Using the records that follow, copy every line containing the word "xlabel".
= = =
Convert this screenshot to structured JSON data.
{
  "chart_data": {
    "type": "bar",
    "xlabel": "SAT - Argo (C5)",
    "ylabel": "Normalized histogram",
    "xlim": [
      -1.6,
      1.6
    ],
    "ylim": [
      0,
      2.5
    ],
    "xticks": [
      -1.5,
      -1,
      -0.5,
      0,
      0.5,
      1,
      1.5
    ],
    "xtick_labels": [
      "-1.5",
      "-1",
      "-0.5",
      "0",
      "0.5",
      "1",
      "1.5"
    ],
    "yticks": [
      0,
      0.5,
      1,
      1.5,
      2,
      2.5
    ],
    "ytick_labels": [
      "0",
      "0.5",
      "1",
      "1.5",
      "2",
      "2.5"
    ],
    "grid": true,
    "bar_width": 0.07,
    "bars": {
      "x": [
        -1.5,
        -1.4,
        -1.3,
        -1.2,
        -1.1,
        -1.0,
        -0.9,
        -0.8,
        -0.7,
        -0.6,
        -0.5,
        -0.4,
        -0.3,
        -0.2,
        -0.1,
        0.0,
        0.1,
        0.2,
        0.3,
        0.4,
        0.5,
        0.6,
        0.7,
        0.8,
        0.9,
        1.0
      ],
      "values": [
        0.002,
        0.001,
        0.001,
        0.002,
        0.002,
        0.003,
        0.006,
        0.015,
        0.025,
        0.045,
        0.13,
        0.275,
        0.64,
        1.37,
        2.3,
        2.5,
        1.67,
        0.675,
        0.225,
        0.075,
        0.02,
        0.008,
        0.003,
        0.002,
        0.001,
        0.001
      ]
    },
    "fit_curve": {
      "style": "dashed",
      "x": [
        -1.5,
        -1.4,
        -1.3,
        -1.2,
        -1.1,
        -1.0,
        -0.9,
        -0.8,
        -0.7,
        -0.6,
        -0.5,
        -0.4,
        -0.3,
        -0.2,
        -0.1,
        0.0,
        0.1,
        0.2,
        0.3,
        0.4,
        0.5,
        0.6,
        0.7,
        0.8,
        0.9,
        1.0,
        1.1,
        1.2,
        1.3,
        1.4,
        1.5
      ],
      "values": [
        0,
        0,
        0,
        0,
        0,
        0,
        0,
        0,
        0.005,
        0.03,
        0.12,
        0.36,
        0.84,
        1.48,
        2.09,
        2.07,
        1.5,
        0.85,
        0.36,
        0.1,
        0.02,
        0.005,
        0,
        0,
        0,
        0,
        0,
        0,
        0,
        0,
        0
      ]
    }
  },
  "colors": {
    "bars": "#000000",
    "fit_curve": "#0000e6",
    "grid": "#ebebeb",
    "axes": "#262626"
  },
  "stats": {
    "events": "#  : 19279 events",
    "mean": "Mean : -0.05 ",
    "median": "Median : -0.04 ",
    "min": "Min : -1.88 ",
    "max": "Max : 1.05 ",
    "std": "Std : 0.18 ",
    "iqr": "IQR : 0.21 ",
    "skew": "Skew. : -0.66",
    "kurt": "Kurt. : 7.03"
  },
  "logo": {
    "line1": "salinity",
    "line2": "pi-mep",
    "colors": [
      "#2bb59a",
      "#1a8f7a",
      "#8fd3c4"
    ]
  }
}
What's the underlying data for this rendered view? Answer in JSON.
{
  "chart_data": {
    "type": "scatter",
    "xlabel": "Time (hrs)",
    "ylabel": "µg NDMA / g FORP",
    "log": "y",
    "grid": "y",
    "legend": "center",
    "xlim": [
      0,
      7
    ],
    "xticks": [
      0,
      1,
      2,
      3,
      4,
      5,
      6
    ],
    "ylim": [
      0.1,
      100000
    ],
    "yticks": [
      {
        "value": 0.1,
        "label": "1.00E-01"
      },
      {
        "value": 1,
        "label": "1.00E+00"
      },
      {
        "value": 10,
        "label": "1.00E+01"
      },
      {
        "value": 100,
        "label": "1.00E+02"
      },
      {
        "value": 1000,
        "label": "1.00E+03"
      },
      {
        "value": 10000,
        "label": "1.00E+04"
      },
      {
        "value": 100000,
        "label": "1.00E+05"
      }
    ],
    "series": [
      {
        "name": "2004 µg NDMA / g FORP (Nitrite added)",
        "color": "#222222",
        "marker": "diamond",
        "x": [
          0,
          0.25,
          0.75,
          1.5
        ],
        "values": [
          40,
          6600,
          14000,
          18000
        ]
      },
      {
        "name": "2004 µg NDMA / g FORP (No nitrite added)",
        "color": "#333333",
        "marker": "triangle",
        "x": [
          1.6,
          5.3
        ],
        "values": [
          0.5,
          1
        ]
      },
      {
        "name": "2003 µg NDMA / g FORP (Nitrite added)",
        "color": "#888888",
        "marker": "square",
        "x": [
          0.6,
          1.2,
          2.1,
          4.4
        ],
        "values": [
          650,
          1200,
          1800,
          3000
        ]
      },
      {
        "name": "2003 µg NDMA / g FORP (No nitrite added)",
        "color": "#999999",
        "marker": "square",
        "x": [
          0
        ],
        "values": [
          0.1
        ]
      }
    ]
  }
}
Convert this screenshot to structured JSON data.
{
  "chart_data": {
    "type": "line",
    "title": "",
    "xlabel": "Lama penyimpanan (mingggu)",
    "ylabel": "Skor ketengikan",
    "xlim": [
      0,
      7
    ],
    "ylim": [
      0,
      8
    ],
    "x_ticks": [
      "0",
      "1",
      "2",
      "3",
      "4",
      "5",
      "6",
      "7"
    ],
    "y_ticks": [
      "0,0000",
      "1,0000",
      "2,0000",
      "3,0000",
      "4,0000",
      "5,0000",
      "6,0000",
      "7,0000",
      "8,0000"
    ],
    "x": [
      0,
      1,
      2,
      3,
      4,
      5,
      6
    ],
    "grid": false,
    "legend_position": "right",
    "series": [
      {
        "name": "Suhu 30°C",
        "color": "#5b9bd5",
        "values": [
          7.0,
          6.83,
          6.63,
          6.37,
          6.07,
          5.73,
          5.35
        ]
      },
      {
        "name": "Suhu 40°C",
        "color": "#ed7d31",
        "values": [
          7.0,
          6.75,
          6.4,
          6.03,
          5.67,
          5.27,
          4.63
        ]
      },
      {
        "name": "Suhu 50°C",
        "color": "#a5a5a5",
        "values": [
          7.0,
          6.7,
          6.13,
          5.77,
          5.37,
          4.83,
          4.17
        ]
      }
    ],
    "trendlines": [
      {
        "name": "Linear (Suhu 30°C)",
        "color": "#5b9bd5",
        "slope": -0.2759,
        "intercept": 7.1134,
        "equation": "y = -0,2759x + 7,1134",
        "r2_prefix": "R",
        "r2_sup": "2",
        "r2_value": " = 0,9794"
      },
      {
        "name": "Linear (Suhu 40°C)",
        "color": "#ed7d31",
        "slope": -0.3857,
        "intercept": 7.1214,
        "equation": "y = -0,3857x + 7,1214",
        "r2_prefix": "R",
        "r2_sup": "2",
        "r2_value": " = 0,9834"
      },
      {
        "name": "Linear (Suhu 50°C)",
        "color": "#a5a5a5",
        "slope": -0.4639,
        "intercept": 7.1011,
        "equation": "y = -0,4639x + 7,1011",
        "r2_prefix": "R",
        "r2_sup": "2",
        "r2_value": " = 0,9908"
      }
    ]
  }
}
= = =
* **FINAL RESULT**:
    "xlabel": "SAT - Argo (C5)",
    "xlabel": "Time (hrs)",
    "xlabel": "Lama penyimpanan (mingggu)",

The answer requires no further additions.